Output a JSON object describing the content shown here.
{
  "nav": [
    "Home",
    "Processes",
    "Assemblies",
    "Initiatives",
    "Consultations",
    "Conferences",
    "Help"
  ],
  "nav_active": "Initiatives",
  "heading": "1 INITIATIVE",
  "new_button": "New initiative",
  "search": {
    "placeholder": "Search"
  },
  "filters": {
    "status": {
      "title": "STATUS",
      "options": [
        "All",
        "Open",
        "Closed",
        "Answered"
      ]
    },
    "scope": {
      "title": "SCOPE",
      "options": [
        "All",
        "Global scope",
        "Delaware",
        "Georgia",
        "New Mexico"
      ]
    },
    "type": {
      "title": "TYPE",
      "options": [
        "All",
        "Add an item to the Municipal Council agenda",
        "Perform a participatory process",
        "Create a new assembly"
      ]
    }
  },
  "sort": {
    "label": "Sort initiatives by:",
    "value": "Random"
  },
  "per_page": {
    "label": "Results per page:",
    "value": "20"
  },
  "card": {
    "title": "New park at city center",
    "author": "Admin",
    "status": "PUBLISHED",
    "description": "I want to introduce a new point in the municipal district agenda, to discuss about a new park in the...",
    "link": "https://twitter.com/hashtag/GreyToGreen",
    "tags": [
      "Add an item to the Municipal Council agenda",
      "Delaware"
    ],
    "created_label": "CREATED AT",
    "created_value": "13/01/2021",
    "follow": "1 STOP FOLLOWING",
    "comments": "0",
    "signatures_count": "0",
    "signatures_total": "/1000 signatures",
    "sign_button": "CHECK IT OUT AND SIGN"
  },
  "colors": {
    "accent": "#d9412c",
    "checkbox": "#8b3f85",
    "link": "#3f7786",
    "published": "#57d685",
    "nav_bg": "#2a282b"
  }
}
· · ·
| Set task |
Give the number of lines containing the word "title". No other answer is needed.

| Full response |
4